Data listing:
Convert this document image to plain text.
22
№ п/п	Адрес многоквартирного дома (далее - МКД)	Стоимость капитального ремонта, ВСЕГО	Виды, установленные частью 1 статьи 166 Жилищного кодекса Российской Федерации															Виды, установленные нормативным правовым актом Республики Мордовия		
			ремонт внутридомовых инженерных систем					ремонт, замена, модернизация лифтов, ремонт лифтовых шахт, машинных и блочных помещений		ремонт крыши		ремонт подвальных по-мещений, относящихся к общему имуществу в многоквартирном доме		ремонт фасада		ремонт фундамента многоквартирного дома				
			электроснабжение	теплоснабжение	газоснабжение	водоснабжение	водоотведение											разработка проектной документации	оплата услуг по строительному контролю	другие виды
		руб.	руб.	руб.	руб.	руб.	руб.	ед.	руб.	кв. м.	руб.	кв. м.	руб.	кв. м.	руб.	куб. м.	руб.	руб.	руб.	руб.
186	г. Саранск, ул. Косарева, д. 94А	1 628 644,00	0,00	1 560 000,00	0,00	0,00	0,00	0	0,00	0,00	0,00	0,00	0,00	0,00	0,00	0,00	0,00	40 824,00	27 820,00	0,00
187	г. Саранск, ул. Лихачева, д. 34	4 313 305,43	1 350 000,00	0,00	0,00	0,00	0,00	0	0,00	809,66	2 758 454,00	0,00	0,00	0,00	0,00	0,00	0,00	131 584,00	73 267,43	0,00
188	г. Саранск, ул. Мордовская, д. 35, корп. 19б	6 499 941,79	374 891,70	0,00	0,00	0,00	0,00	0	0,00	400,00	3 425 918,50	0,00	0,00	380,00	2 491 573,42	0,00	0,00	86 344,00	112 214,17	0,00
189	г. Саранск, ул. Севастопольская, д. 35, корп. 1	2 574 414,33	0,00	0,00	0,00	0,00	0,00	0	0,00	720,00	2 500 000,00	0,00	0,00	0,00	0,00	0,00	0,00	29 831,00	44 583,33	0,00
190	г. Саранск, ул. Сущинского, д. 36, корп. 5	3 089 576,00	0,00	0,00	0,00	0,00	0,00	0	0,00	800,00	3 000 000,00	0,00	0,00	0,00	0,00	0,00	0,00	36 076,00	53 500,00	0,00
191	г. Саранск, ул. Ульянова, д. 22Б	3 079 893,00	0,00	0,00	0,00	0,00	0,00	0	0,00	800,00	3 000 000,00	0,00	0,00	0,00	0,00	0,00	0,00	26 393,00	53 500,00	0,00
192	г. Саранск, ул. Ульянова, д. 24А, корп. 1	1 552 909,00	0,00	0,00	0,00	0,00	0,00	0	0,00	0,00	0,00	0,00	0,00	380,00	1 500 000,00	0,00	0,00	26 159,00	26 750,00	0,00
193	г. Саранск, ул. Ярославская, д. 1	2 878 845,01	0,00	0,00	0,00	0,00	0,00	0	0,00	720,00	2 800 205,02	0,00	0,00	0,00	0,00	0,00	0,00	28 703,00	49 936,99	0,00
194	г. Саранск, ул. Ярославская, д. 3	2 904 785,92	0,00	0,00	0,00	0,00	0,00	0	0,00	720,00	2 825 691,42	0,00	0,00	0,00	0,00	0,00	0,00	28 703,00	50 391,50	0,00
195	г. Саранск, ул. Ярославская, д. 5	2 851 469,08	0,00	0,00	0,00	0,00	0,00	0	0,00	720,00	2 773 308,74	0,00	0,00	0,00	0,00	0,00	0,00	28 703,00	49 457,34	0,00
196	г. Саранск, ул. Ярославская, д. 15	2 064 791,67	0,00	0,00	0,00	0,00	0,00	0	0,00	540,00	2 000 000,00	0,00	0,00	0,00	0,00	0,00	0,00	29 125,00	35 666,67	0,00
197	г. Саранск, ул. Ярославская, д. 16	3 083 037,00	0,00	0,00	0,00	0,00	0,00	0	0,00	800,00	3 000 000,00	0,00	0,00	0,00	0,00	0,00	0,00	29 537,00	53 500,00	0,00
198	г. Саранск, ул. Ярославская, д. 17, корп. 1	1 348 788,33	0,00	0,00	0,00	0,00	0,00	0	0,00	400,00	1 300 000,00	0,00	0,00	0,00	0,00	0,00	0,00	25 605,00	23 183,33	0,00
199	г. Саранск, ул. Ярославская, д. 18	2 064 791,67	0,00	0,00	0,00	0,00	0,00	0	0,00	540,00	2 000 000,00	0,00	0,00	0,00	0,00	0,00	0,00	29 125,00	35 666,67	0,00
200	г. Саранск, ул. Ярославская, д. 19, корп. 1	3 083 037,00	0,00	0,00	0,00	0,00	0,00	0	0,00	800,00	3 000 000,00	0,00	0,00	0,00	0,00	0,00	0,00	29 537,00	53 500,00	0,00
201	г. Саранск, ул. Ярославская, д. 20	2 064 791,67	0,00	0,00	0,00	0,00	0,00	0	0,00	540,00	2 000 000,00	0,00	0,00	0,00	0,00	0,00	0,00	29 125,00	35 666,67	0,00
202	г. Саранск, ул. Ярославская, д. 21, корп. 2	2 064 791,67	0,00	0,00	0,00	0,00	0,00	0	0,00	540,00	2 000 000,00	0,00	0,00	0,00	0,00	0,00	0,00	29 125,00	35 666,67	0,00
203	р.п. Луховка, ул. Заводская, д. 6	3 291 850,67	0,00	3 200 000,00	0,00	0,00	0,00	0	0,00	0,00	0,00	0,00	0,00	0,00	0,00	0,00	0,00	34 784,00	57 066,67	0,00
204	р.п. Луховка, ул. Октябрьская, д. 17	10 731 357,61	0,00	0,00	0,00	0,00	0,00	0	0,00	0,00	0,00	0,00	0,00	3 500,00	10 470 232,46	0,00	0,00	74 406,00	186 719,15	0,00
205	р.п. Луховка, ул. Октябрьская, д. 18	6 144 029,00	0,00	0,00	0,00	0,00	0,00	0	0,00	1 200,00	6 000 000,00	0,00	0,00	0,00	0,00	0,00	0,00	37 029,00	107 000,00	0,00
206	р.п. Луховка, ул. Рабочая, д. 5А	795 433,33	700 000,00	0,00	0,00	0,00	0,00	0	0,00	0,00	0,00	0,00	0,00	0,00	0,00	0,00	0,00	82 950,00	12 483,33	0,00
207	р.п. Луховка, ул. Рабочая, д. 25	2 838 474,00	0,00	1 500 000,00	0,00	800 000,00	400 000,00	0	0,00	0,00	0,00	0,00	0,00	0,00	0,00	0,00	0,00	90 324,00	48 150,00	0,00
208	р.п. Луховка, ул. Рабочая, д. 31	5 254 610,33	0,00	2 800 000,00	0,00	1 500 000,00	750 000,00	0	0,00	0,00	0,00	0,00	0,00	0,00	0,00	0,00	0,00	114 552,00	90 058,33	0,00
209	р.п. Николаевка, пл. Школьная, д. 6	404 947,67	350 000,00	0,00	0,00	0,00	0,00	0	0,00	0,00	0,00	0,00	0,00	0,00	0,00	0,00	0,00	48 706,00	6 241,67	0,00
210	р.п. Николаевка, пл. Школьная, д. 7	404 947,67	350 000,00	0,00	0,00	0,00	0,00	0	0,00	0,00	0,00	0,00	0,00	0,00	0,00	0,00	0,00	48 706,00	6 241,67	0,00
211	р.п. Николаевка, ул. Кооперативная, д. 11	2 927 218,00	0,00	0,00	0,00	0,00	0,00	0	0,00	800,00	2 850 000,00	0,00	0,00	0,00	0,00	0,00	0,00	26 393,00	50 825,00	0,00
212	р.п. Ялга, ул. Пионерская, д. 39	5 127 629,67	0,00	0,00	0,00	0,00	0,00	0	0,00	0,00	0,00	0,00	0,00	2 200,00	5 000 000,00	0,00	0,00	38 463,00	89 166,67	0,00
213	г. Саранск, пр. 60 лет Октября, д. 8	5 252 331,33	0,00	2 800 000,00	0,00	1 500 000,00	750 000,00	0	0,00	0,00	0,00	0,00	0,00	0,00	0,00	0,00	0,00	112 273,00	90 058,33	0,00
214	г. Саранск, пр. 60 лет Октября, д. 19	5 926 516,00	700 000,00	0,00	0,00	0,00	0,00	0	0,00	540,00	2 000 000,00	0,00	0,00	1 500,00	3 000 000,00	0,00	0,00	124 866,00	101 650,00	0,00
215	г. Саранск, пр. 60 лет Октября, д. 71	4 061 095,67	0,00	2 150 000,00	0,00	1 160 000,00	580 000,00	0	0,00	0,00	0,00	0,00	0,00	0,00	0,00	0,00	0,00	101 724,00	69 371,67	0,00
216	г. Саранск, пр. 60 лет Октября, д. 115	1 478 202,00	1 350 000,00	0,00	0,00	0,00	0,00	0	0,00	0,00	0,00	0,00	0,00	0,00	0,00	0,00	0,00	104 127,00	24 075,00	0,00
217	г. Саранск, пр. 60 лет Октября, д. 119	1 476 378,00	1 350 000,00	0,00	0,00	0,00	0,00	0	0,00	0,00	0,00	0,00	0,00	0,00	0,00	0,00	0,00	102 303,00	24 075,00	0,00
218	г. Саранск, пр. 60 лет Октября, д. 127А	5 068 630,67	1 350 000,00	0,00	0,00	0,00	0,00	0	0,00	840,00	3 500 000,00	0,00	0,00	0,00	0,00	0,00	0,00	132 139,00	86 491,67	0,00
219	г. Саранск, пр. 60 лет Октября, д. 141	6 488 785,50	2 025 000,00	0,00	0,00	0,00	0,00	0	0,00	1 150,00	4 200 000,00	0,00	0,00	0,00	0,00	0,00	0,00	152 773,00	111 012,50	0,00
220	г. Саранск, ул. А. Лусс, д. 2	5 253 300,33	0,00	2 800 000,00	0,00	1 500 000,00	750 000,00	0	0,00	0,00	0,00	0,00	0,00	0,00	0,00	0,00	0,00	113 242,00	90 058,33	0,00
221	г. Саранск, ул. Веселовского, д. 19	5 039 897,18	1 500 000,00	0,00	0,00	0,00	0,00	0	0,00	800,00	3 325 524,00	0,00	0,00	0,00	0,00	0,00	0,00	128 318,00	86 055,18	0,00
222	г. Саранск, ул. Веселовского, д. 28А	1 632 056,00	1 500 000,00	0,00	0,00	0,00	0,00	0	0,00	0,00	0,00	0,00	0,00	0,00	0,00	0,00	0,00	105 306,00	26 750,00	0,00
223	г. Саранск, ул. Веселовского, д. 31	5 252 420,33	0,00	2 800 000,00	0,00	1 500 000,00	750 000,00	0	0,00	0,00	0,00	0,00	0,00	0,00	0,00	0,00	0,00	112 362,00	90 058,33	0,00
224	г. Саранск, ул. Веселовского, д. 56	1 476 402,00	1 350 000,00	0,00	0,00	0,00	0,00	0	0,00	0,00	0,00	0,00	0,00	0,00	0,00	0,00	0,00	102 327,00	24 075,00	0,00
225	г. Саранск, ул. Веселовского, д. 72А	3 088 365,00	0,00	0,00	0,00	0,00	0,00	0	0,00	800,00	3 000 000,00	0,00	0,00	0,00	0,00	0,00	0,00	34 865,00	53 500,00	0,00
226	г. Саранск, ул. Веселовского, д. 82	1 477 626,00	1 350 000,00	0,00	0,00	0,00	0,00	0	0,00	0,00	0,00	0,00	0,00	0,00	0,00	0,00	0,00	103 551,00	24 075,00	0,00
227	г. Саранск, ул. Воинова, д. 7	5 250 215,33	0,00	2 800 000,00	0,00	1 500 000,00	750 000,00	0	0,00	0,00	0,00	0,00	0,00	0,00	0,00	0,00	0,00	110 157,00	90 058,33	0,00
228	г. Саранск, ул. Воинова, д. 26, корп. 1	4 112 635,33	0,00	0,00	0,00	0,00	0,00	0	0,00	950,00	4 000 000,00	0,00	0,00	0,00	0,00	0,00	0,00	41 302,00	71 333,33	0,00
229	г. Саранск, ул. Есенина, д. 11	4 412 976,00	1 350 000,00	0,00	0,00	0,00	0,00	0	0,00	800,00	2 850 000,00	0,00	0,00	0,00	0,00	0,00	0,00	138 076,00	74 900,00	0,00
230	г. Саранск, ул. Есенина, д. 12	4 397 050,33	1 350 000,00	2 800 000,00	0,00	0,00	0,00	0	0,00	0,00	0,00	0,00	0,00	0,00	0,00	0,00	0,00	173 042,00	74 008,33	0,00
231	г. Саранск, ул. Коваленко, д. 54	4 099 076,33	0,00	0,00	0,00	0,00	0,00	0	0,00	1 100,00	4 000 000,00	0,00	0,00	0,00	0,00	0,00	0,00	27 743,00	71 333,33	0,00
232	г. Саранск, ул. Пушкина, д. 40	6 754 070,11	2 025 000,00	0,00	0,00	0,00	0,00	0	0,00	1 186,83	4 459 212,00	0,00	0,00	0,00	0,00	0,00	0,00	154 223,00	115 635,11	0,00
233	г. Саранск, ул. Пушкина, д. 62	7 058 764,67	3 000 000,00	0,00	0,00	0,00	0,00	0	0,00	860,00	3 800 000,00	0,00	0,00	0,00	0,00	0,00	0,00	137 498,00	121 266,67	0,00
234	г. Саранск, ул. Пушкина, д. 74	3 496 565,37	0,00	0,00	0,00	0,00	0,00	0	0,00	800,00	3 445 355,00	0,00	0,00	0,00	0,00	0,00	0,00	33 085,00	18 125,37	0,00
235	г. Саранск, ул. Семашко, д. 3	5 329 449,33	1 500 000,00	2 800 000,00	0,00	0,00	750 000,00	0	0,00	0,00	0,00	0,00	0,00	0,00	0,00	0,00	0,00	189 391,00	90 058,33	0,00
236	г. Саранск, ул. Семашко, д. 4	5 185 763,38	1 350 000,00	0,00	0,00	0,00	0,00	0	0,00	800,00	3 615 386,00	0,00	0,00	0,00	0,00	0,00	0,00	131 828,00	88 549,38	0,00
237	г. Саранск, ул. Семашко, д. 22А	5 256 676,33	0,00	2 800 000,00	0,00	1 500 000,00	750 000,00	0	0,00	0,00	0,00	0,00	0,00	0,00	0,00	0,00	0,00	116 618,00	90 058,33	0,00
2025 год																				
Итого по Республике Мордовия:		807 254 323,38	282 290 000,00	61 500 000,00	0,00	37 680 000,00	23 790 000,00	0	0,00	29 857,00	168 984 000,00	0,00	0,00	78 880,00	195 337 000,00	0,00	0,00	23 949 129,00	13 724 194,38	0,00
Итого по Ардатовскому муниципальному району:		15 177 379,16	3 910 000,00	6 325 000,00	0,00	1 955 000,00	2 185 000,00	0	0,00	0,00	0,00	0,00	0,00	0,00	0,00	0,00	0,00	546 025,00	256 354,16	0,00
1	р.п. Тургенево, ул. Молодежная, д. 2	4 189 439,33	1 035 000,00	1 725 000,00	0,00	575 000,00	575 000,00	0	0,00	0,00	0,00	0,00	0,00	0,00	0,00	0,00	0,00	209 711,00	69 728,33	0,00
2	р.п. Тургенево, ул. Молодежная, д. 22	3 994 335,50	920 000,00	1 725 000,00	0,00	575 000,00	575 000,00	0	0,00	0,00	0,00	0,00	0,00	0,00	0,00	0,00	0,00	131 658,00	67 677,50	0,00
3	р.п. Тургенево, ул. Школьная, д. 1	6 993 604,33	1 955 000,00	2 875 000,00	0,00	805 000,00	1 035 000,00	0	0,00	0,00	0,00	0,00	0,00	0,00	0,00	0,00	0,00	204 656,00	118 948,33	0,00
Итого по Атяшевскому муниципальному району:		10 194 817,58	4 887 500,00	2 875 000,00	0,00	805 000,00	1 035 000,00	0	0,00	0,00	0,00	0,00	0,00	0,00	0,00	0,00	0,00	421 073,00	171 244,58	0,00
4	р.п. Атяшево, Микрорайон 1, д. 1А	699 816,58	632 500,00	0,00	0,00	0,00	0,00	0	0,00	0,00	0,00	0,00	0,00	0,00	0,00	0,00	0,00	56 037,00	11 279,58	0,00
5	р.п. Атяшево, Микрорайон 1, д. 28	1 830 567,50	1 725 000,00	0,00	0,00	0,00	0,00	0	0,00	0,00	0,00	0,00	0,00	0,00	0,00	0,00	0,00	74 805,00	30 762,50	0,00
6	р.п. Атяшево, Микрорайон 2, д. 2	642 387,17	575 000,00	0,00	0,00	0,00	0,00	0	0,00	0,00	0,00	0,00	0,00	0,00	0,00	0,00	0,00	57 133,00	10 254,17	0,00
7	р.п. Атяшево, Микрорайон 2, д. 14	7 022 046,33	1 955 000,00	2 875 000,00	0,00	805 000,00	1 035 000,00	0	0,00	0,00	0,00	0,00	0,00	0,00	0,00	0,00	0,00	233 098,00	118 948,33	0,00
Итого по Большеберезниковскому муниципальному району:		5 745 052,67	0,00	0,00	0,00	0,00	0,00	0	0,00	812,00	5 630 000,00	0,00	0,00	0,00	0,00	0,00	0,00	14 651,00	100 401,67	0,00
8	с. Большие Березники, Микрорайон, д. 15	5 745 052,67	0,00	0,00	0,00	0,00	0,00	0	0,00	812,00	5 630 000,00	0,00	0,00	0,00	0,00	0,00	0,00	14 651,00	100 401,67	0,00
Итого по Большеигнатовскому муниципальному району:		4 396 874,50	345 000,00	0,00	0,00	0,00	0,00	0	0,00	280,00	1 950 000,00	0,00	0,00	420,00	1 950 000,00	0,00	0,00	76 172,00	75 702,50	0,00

Request » Read the entries above, then pull out the lines that include "Тургенево".

Response for this exercise »
1	р.п. Тургенево, ул. Молодежная, д. 2	4 189 439,33	1 035 000,00	1 725 000,00	0,00	575 000,00	575 000,00	0	0,00	0,00	0,00	0,00	0,00	0,00	0,00	0,00	0,00	209 711,00	69 728,33	0,00
2	р.п. Тургенево, ул. Молодежная, д. 22	3 994 335,50	920 000,00	1 725 000,00	0,00	575 000,00	575 000,00	0	0,00	0,00	0,00	0,00	0,00	0,00	0,00	0,00	0,00	131 658,00	67 677,50	0,00
3	р.п. Тургенево, ул. Школьная, д. 1	6 993 604,33	1 955 000,00	2 875 000,00	0,00	805 000,00	1 035 000,00	0	0,00	0,00	0,00	0,00	0,00	0,00	0,00	0,00	0,00	204 656,00	118 948,33	0,00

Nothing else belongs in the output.